**INSTRUCTIONS FOR THE TASK**.
Copy every line in which the string "khác" occurs.

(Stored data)
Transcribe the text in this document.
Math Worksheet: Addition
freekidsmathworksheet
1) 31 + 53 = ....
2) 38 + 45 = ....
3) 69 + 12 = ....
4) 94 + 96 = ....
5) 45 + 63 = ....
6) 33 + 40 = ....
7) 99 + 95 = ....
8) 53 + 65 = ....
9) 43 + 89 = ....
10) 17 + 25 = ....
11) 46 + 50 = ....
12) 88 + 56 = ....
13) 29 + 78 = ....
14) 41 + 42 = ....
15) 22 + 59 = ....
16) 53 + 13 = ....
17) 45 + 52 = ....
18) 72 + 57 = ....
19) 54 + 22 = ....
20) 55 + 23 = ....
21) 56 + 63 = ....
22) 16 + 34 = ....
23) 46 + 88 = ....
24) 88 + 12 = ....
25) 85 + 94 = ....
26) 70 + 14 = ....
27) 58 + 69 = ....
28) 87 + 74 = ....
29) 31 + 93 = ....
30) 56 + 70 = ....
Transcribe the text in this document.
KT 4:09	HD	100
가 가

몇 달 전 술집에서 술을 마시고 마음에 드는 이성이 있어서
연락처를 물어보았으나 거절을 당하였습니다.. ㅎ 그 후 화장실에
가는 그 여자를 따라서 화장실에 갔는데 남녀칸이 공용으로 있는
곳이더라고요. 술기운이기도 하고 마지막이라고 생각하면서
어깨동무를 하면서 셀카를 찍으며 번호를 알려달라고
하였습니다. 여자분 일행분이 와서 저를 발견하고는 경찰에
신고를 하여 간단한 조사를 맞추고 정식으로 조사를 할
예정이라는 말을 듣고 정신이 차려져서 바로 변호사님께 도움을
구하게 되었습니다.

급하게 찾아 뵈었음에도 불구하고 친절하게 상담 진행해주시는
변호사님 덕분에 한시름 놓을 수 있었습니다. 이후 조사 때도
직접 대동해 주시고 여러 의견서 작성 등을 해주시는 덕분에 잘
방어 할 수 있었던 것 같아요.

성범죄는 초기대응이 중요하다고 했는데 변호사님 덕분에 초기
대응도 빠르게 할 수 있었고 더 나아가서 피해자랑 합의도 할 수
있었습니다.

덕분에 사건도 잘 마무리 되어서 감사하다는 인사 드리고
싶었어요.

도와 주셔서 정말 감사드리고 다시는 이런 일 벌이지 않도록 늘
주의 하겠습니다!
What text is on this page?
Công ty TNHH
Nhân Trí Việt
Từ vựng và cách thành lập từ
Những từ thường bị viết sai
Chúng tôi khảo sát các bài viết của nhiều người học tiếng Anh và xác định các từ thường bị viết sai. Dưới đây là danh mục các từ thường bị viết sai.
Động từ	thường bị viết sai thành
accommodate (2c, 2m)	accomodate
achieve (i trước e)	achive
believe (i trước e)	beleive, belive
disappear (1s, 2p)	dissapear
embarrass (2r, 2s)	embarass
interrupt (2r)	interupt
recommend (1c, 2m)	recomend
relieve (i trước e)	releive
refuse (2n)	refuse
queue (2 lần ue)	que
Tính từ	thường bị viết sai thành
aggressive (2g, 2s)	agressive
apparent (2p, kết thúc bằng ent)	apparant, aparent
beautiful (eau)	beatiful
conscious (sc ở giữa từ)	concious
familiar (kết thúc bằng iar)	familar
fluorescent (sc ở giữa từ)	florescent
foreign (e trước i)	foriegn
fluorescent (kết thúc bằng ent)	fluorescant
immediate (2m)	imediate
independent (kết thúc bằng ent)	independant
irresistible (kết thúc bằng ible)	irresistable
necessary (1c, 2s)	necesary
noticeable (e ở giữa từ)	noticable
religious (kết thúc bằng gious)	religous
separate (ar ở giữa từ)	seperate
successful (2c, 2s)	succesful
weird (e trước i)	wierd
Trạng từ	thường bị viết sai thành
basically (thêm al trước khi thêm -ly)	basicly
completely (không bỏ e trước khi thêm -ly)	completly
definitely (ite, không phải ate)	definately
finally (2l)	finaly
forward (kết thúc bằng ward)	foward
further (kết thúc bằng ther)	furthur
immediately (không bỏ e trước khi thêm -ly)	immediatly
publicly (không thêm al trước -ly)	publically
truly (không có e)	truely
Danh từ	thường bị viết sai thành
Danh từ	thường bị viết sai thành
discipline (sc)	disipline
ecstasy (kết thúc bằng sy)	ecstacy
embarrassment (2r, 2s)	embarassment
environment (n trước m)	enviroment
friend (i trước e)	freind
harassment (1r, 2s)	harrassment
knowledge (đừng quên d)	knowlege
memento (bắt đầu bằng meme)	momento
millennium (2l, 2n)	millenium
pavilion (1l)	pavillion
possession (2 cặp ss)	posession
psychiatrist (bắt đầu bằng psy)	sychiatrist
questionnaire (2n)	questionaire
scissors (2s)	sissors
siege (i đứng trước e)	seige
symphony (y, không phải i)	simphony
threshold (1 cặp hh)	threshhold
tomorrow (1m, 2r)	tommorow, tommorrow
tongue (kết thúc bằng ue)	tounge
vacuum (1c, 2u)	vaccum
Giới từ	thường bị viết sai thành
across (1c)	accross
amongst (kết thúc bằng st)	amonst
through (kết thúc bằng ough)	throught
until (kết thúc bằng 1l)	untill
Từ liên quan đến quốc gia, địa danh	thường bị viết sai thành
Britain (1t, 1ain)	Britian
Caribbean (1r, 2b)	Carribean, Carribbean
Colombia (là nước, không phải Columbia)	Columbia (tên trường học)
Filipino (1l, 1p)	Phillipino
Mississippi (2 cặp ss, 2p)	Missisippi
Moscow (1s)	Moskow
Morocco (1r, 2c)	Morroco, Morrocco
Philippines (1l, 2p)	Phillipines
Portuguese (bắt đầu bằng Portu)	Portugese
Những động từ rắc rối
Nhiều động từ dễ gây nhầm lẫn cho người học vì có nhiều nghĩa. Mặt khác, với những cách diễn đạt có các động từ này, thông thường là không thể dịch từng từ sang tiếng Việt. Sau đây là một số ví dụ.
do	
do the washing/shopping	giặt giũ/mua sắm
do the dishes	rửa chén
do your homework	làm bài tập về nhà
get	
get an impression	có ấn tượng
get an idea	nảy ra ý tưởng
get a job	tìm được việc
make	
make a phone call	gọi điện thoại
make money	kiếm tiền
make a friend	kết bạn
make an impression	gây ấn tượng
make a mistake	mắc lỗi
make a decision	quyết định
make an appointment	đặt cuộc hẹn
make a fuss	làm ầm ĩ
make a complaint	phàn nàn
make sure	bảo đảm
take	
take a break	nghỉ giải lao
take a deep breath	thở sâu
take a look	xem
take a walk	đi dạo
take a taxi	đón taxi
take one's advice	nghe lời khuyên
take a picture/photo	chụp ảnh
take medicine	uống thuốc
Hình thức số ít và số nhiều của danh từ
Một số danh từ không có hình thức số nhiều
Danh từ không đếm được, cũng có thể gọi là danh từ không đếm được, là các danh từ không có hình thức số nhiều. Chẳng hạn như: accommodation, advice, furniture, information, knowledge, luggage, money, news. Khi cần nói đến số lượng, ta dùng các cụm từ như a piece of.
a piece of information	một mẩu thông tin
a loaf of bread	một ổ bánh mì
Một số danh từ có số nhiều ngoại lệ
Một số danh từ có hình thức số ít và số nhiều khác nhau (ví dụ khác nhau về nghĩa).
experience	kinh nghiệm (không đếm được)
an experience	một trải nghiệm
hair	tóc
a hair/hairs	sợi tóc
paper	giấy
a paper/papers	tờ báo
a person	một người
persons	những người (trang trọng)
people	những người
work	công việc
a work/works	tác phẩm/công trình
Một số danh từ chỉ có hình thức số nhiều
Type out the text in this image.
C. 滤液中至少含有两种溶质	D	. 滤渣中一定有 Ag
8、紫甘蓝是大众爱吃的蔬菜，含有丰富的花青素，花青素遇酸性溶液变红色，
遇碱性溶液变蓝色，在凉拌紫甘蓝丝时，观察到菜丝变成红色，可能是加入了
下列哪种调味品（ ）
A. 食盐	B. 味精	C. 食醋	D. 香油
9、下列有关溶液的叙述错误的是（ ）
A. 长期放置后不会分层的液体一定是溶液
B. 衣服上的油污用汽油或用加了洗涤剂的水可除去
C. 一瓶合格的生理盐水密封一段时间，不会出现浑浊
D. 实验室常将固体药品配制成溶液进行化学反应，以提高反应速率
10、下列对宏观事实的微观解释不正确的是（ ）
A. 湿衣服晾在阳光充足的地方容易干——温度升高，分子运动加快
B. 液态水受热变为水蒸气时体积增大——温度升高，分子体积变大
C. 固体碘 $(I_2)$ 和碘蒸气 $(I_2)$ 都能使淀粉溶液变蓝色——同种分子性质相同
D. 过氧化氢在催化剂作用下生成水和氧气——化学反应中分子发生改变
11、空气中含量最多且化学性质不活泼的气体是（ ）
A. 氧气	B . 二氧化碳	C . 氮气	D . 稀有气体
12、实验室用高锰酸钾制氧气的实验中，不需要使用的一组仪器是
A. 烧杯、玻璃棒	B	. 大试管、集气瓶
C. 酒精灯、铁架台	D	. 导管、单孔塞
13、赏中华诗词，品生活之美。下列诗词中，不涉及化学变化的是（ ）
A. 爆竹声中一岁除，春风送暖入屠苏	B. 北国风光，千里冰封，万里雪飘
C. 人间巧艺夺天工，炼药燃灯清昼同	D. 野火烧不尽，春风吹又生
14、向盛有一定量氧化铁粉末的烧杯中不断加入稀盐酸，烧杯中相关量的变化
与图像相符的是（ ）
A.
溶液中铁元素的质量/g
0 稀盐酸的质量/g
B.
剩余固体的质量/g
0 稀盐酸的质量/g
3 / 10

**WRITTEN SOLUTION**.
Nhiều động từ dễ gây nhầm lẫn cho người học vì có nhiều nghĩa. Mặt khác, với những cách diễn đạt có các động từ này, thông thường là không thể dịch từng từ sang tiếng Việt. Sau đây là một số ví dụ.
Một số danh từ có hình thức số ít và số nhiều khác nhau (ví dụ khác nhau về nghĩa).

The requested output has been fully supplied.